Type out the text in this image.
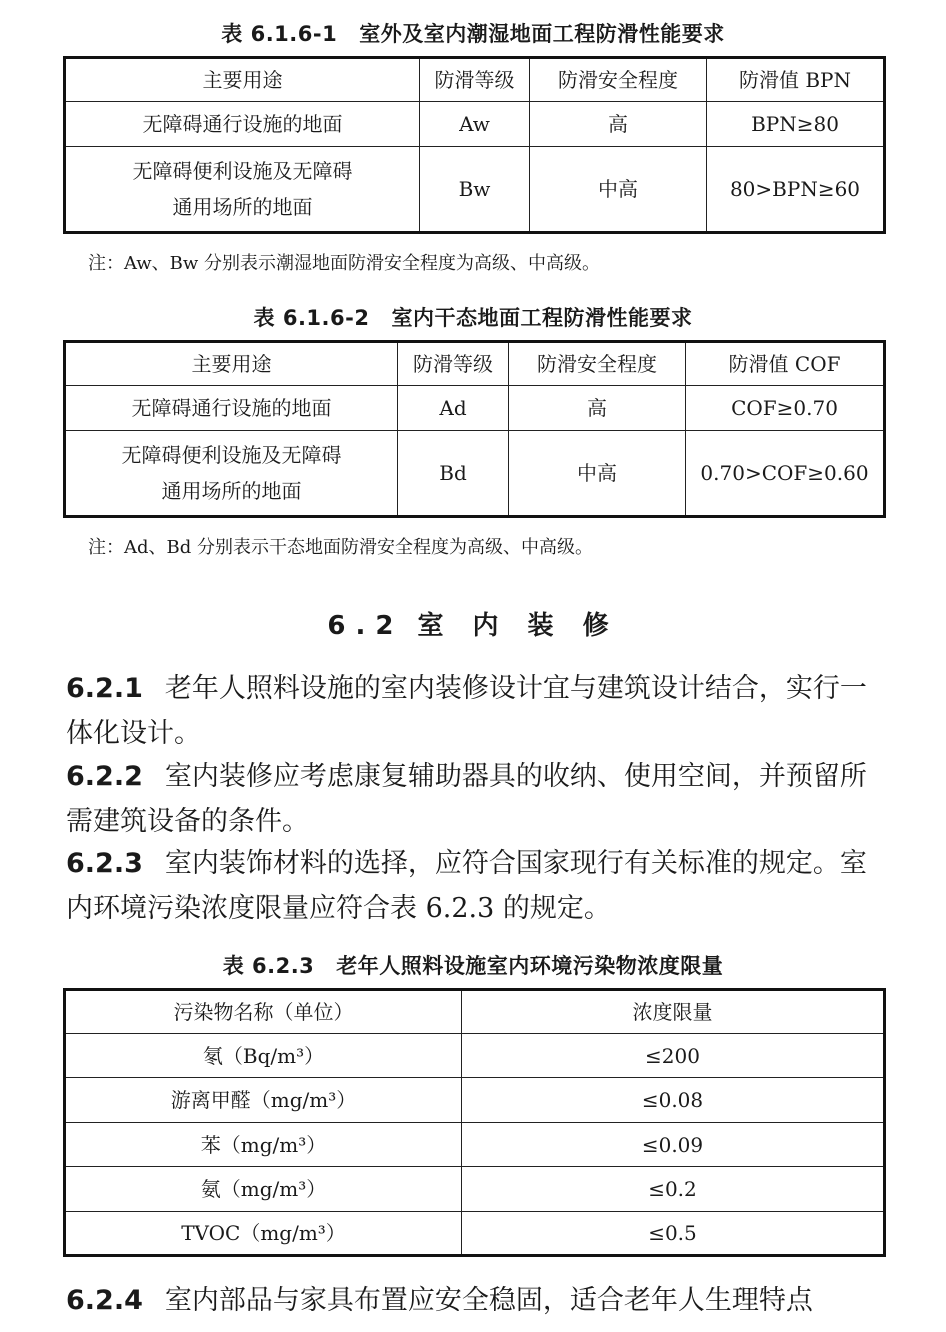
表 6.1.6-1 室外及室内潮湿地面工程防滑性能要求
主要用途	防滑等级	防滑安全程度	防滑值 BPN
无障碍通行设施的地面	Aw	高	BPN≥80

无障碍便利设施及无障碍
通用场所的地面	Bw	中高	80>BPN≥60
注：Aw、Bw 分别表示潮湿地面防滑安全程度为高级、中高级。
表 6.1.6-2 室内干态地面工程防滑性能要求
主要用途	防滑等级	防滑安全程度	防滑值 COF
无障碍通行设施的地面	Ad	高	COF≥0.70

无障碍便利设施及无障碍
通用场所的地面	Bd	中高	0.70>COF≥0.60
注：Ad、Bd 分别表示干态地面防滑安全程度为高级、中高级。
6.2 室 内 装 修

6.2.1 老年人照料设施的室内装修设计宜与建筑设计结合，实行一体化设计。

6.2.2 室内装修应考虑康复辅助器具的收纳、使用空间，并预留所需建筑设备的条件。

6.2.3 室内装饰材料的选择，应符合国家现行有关标准的规定。室内环境污染浓度限量应符合表 6.2.3 的规定。

表 6.2.3 老年人照料设施室内环境污染物浓度限量
污染物名称（单位）	浓度限量
氡（Bq/m³）	≤200
游离甲醛（mg/m³）	≤0.08
苯（mg/m³）	≤0.09
氨（mg/m³）	≤0.2
TVOC（mg/m³）	≤0.5

6.2.4 室内部品与家具布置应安全稳固，适合老年人生理特点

------

:: WRITTEN PROBLEM ::
Gather all lines with the string "无障碍通行设施的地面" from the data.

:: FINAL ANSWER ::
无障碍通行设施的地面	Aw	高	BPN≥80
无障碍通行设施的地面	Ad	高	COF≥0.70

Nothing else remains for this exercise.